El deber de opinar

Vengo escribiendo últimamente sobre el periodismo y los periodistas, y no precisamente para elogiarles. No deseo constituirme en su azote, pero desde luego si políticos y economistas que se expresan como oráculos de la democracia deben mirárselo por razones varias, el periodismo es la primera superestructura de poder que debiera encabezar los cambios de mentalidad y prácticas que este país necesita para integrarse en un espíritu auténticamente europeo. No está a la altura...

A menudo se oye decir que en este país tenemos a los gobernantes que merecemos, y desde luego la decisión de los votantes, reforzada por una lamentable ley electoral, así lo viene demostrando, pues pese a conocer la pésima índole de muchos políticos la gente les ha seguido votando. Y esto es muy grave. Grave, como ha de serlo para un psiquiatra que el paciente antes que un plato de comida apetitoso prefiera la bazofia. Por eso digo ¿tenemos el periodismo y a los periodistas que merecemos? Porque es mucho suponer en España que, teniendo una corrupción de unos niveles desconocidos en otro país del sistenma, tengamos un periodismo y a unos periodistas de talla. Que los hay, vaya si los hay, pero a menudo en un segundo plano. En primer plano están otros, esos que fabulan, difunden libelos y maquinan...

Los Colegios profesionales y sus códigos deontológicos no parece que hagan gran cosa para evitar la noticia a menudo tergiversada, ni opiniones deliberadamente fundadas en noticias mentirosas, deformadas o exageradas. Sabemos que sólo existe la realidad que leemos, oímos y vemos a través de los soportes del periodismo. Pero también, que la realidad es a menudo más la fabricada por ciertos periodistas que la realidad "real". Unas veces porque se la inventan, otras porque desorbitan los hechos, otras porque la ocultan a conciencia y otras porque la dosifican en función de intereses de grupos sociales y de poder.

Los periodistas, como todo el mundo, tienen derecho a opinar y a tener su propia ideología. Faltaría más. Pero servirse de la profesión que pone en conocimiento de la ciudadanía los hechos relevantes o hace relevante, sin más, una minucia para debilitar la causa de los adversarios políticos y al tiempo manejarla como propaganda de la personal ideología del periodista que opina, no es propiamente periodismo, por no decir que es una bajeza. Desde luego es tan miserable que no merece homologarse con el de otros países europeos.
========================================
### Consigna a
Indica si cada una de estas afirmaciones concuerda con el texto sobre el periodismo, respondiendo sí o no y citando literalmente las palabras del texto que lo deciden: (i) los periodistas no tienen derecho a tener su propia ideología; (ii) la ley electoral se califica de lamentable; (iii) los Colegios profesionales hacen mucho para evitar las noticias tergiversadas.
========================================
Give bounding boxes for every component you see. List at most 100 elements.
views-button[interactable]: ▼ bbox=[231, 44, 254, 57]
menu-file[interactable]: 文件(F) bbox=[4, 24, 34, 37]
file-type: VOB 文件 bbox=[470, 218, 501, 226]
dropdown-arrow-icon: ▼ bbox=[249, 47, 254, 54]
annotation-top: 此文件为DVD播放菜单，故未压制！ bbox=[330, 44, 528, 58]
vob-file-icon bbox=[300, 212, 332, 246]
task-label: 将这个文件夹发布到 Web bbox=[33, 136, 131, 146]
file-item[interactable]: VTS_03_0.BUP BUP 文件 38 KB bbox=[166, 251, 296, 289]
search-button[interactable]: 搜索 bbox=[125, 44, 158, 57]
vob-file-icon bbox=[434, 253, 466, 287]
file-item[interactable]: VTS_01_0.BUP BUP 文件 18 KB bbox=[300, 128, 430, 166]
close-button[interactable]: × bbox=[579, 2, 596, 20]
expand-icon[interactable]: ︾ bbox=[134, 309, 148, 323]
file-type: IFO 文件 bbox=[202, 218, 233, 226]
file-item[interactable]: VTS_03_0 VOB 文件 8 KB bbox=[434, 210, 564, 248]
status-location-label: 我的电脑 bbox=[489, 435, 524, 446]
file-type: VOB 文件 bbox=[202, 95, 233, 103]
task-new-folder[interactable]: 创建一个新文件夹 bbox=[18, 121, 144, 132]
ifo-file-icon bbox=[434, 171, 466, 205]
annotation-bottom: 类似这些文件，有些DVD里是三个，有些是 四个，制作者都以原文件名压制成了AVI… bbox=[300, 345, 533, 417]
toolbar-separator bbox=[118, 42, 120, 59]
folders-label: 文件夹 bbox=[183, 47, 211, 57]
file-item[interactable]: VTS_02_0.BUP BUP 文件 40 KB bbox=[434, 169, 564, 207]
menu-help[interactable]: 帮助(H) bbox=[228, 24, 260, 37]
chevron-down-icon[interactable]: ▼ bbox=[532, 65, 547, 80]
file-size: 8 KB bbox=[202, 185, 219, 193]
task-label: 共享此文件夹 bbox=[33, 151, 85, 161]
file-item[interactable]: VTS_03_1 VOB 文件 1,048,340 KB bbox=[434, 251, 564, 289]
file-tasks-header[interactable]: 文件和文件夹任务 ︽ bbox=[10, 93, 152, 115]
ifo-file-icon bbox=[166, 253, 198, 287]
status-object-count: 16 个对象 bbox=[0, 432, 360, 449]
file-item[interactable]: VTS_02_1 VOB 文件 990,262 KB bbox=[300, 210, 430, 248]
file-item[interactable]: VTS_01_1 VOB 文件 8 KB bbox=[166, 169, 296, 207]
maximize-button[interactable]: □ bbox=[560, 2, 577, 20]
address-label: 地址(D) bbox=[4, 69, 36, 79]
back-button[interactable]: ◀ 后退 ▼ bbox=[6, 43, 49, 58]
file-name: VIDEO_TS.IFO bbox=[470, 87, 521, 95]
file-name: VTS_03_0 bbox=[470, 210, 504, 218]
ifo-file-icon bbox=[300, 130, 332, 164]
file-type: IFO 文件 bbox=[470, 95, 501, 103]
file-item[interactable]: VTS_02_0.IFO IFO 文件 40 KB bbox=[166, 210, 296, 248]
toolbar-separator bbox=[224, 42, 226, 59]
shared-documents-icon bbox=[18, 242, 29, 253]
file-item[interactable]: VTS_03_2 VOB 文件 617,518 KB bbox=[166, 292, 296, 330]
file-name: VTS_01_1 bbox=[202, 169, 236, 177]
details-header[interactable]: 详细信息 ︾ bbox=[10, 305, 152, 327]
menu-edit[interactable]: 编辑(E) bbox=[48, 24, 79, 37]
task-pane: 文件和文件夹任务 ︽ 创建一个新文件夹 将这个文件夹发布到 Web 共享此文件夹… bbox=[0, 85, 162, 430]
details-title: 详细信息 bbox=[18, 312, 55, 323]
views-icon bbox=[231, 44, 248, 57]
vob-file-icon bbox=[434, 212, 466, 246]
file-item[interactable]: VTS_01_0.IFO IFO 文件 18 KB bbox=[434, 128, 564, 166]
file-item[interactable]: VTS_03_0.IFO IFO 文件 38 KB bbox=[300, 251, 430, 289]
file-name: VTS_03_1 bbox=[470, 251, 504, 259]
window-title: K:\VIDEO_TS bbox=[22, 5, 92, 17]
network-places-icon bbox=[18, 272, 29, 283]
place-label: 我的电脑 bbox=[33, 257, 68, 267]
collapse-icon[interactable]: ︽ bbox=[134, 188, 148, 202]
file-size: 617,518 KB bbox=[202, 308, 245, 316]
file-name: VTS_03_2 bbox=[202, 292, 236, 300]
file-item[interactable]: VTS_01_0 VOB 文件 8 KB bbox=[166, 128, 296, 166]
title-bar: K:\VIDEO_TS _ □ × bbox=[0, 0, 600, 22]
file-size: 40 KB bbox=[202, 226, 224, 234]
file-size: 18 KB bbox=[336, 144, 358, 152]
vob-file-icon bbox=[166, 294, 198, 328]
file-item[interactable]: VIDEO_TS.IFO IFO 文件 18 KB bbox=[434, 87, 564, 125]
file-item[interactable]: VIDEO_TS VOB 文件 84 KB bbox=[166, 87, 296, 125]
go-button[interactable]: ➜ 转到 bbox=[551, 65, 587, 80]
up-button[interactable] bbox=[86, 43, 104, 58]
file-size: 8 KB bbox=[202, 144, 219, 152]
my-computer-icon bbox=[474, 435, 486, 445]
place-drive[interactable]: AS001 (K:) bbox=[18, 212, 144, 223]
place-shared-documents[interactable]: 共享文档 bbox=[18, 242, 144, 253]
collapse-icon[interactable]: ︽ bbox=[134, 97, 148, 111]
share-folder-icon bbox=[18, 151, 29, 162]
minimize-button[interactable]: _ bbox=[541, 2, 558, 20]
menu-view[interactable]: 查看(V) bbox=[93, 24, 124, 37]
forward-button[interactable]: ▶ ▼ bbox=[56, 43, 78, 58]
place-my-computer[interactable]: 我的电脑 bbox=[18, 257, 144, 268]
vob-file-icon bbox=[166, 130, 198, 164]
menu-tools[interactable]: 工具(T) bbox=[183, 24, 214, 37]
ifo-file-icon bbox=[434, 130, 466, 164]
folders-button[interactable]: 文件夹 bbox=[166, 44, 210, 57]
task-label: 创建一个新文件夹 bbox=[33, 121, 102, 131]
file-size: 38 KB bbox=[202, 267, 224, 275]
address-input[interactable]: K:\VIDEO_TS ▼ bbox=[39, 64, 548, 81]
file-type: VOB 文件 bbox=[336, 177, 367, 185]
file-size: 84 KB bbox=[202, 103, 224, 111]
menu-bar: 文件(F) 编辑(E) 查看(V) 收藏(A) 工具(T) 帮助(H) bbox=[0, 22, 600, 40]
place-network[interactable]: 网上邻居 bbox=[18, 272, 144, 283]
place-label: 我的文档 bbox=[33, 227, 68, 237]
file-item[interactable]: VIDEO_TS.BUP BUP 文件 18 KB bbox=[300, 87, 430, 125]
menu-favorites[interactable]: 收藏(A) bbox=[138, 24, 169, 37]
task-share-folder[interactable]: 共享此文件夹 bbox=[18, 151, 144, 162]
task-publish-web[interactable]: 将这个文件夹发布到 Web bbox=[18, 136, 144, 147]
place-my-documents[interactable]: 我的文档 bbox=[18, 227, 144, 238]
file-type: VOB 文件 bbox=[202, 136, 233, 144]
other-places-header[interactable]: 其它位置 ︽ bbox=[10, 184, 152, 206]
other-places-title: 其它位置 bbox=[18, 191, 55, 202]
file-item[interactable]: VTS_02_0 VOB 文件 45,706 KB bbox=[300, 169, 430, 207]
========================================
### Consigna b
Reproduce sin cambios las líneas de los registros, comenzando por la primera y siguiendo hasta la línea que contiene "dropdown-arrow-icon: ▼ bbox=[249, 47, 254, 54]", ambas incluidas.

### Respuesta resuelta a
(i) No: "Los periodistas, como todo el mundo, tienen derecho a opinar y a tener su propia ideología."
(ii) Sí: "reforzada por una lamentable ley electoral"
(iii) No: "no parece que hagan gran cosa para evitar la noticia a menudo tergiversada"

### Respuesta resuelta b
Give bounding boxes for every component you see. List at most 100 elements.
views-button[interactable]: ▼ bbox=[231, 44, 254, 57]
menu-file[interactable]: 文件(F) bbox=[4, 24, 34, 37]
file-type: VOB 文件 bbox=[470, 218, 501, 226]
dropdown-arrow-icon: ▼ bbox=[249, 47, 254, 54]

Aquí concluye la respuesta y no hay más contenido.